◆ **What the exercise asks**: Copy each line that holds "Indeterminado".

◆ **Material for the task**:
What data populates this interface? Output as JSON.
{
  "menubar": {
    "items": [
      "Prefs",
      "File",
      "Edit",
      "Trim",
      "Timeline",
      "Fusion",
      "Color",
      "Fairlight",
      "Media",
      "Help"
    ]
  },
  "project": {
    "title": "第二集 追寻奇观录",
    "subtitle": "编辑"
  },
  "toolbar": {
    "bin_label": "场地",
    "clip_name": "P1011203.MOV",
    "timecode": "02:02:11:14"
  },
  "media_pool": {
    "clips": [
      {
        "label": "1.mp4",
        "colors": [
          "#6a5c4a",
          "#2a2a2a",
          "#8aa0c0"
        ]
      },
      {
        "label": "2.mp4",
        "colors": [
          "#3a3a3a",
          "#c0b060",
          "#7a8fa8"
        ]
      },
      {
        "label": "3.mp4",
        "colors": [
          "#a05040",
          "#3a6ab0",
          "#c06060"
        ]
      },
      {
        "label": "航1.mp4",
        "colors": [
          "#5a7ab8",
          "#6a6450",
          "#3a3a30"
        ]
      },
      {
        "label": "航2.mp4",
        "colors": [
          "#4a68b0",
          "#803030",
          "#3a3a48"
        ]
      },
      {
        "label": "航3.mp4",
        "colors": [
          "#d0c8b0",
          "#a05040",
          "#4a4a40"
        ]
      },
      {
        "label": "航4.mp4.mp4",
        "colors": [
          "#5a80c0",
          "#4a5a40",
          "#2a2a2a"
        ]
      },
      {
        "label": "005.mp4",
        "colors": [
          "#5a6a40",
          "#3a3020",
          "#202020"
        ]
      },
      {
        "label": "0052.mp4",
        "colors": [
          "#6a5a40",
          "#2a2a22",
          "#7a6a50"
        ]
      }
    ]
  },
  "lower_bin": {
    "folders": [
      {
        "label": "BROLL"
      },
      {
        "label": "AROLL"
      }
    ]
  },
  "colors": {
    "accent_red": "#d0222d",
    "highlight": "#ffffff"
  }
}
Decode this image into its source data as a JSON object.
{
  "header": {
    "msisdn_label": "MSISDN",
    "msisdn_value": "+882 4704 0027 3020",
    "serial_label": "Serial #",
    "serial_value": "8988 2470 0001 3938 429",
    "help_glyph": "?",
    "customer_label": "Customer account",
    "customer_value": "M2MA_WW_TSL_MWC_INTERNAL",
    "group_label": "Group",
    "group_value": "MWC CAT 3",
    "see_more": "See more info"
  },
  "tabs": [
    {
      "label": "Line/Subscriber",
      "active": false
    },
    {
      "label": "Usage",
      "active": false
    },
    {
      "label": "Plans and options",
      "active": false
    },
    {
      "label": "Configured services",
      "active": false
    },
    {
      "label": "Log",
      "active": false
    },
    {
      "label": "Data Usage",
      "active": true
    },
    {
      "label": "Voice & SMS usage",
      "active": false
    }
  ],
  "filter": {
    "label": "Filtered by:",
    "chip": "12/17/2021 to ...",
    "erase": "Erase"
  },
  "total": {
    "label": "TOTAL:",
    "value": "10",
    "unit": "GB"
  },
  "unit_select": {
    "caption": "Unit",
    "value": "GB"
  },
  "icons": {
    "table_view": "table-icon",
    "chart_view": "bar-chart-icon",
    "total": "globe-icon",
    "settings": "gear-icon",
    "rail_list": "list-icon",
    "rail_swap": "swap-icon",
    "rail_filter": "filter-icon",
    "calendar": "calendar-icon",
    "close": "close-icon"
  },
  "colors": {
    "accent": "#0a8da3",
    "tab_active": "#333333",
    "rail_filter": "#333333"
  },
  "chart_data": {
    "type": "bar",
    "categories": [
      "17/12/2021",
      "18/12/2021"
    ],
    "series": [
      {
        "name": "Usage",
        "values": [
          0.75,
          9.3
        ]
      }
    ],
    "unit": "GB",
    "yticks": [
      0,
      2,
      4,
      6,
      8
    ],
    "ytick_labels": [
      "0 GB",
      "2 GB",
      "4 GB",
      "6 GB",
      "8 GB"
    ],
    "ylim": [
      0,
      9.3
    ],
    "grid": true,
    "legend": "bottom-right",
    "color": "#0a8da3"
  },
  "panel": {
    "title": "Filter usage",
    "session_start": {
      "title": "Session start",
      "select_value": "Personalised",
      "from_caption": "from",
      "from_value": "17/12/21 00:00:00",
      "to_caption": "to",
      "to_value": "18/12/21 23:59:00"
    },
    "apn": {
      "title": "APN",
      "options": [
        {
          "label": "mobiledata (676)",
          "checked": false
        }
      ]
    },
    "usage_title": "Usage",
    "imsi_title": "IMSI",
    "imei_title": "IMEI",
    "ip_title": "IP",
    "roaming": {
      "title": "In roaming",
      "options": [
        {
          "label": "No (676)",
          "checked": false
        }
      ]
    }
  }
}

--

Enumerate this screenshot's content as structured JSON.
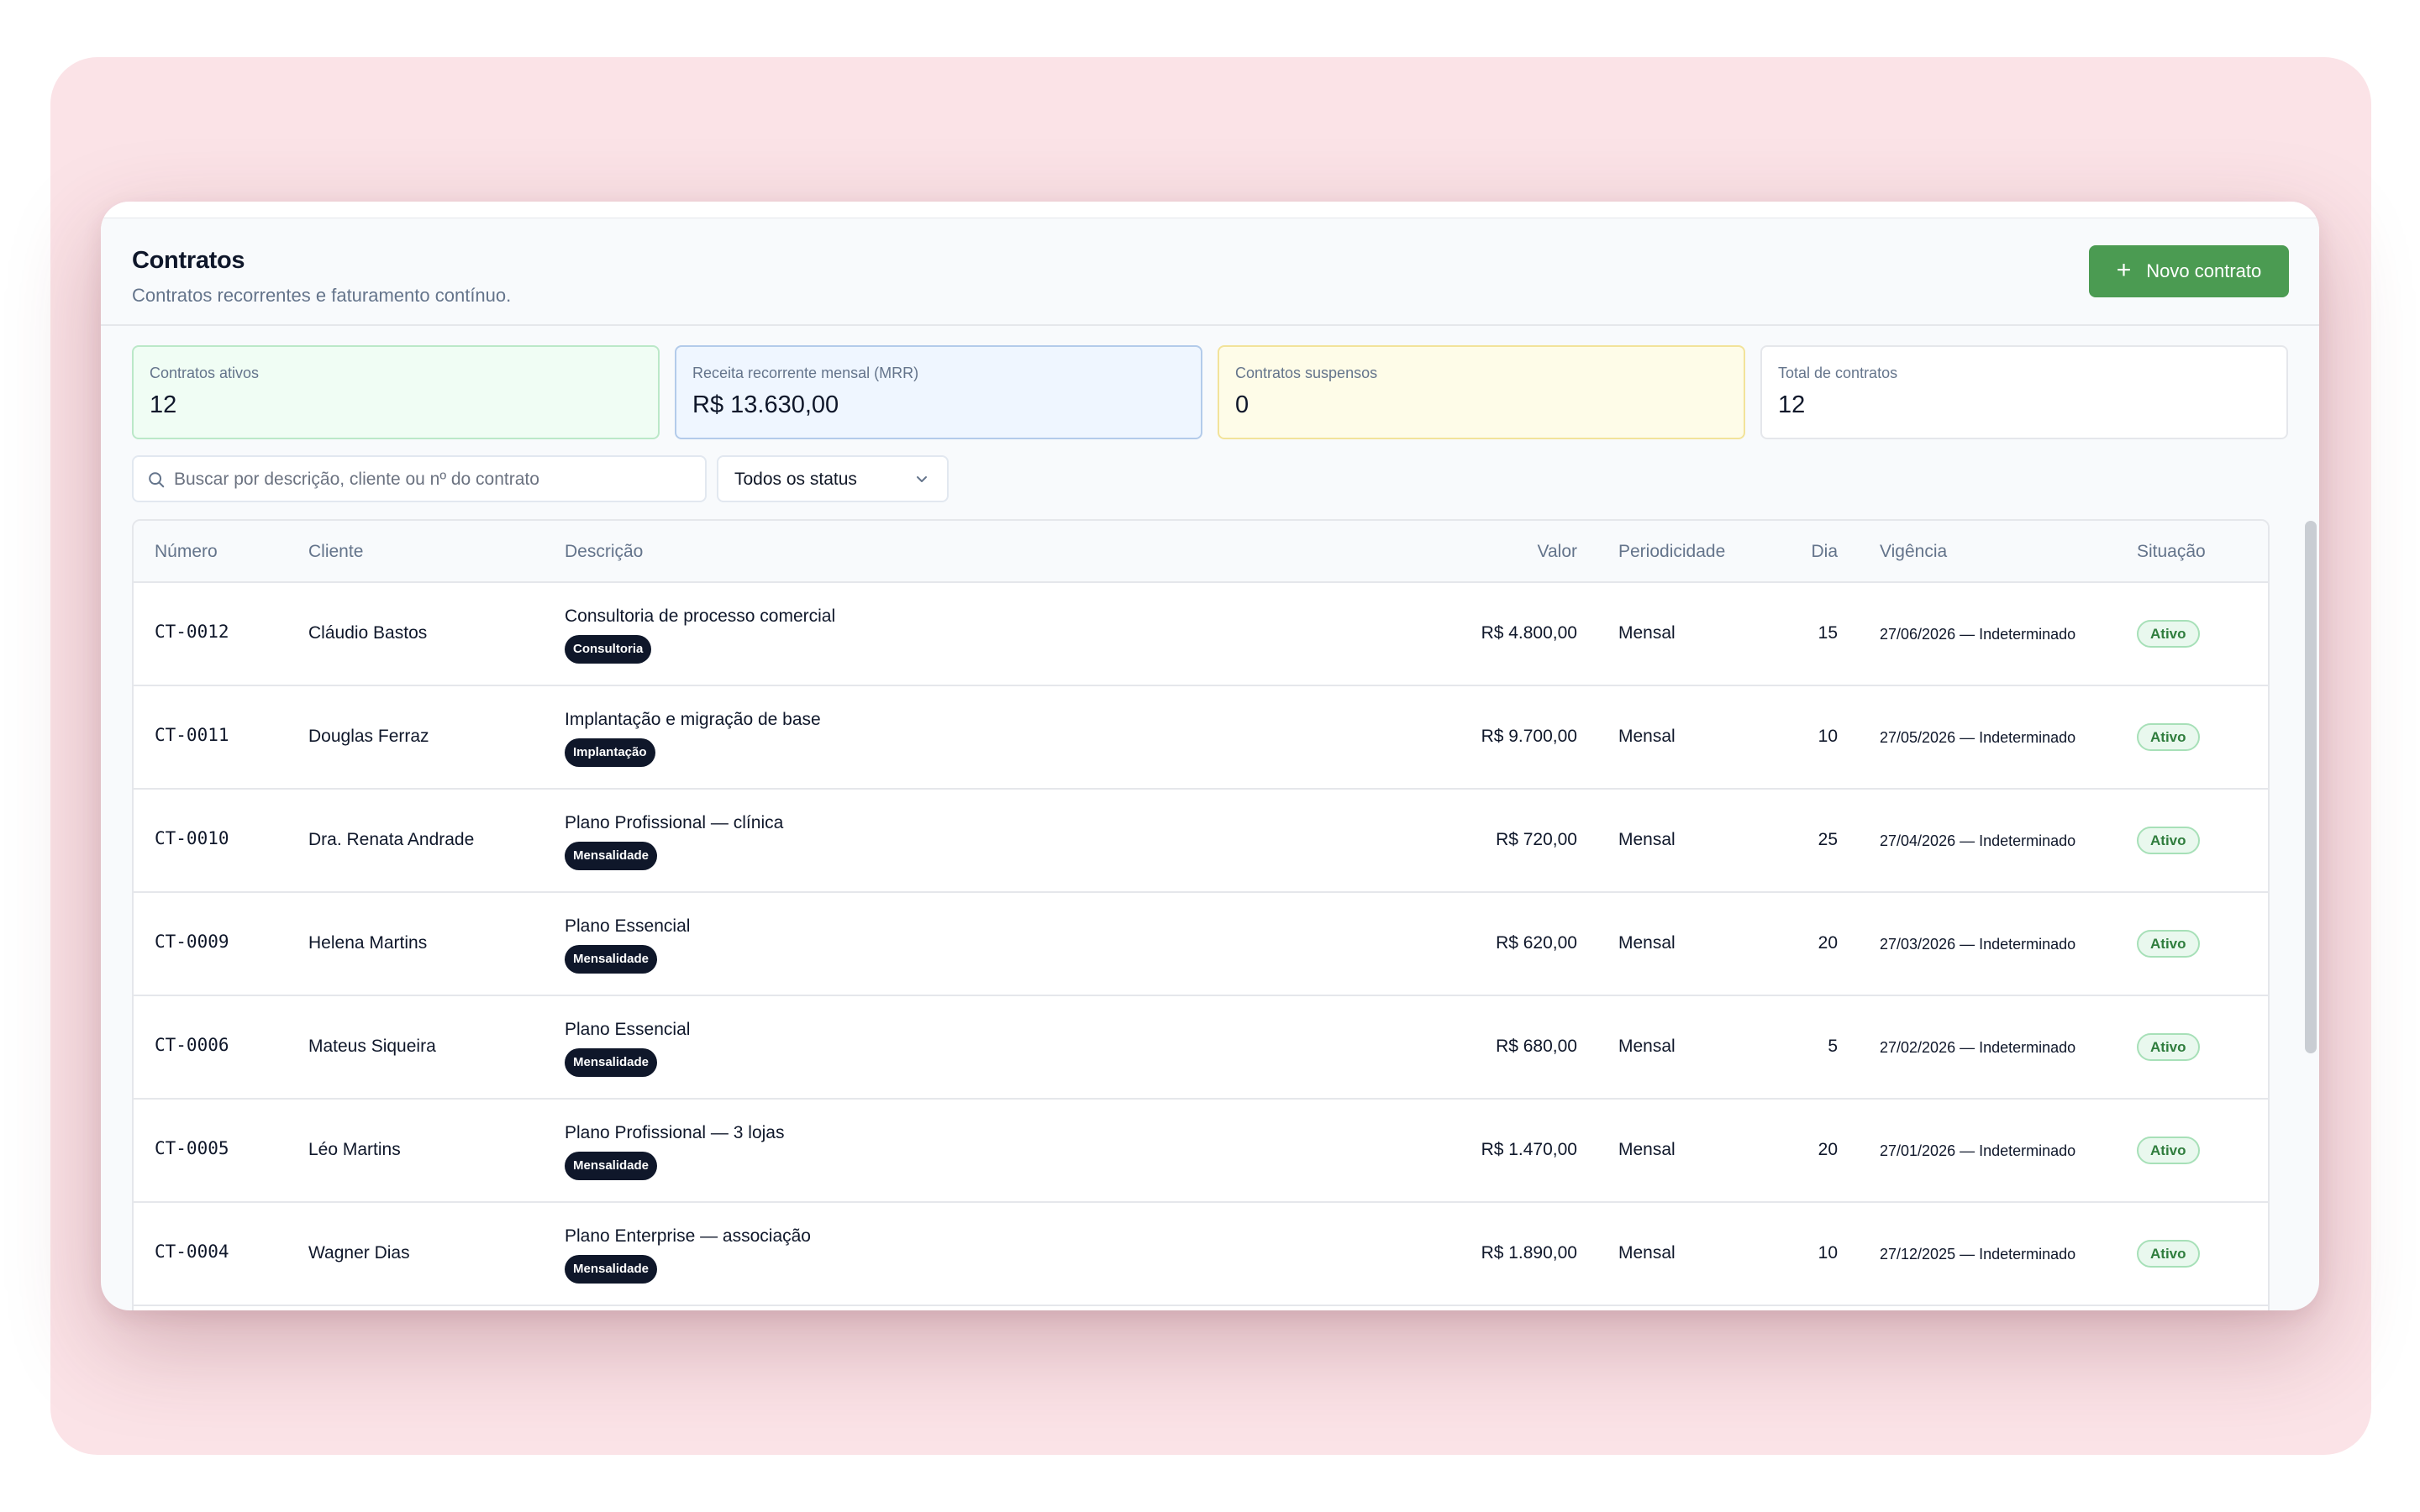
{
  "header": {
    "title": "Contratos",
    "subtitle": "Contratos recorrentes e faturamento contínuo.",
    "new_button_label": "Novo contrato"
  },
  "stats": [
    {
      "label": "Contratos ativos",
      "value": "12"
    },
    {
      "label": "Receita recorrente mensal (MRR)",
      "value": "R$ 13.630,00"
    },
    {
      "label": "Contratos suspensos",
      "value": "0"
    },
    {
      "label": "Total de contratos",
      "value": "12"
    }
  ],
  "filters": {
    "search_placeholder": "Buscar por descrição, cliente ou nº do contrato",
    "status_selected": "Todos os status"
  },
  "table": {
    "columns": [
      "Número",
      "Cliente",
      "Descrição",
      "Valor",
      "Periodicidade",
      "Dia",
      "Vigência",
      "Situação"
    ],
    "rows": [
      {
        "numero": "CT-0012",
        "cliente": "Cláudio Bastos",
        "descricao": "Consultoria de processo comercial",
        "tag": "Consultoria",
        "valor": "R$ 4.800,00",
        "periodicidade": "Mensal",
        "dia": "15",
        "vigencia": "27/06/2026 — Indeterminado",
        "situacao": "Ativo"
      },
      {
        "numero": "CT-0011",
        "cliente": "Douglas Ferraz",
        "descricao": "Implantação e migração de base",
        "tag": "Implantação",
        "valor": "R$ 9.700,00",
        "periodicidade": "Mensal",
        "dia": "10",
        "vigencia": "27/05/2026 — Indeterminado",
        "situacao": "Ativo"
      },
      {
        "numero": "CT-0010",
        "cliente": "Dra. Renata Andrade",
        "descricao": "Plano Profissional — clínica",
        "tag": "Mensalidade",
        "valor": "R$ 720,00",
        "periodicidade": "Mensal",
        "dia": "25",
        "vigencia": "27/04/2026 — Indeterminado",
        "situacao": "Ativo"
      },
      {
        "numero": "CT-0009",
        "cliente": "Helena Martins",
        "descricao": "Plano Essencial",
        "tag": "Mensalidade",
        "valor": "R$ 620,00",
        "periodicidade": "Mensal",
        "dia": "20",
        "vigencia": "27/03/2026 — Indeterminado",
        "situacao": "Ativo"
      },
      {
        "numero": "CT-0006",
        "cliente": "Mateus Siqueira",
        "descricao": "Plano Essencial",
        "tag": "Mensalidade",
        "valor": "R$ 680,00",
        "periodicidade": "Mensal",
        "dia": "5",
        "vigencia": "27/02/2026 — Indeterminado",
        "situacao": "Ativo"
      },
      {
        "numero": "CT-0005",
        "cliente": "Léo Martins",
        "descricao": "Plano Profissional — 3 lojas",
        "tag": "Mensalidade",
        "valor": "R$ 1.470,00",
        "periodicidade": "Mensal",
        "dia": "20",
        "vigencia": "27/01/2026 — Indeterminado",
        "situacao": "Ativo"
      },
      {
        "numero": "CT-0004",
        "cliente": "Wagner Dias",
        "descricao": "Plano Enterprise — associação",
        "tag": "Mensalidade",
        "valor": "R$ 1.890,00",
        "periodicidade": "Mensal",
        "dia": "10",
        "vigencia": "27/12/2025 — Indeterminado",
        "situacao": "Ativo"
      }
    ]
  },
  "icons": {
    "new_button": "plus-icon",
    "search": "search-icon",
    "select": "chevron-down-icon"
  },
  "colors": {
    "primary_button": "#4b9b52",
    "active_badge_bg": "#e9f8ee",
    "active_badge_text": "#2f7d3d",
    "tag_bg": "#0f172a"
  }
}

◆ **Solution for this problem**:
        "vigencia": "27/06/2026 — Indeterminado",
        "vigencia": "27/05/2026 — Indeterminado",
        "vigencia": "27/04/2026 — Indeterminado",
        "vigencia": "27/03/2026 — Indeterminado",
        "vigencia": "27/02/2026 — Indeterminado",
        "vigencia": "27/01/2026 — Indeterminado",
        "vigencia": "27/12/2025 — Indeterminado",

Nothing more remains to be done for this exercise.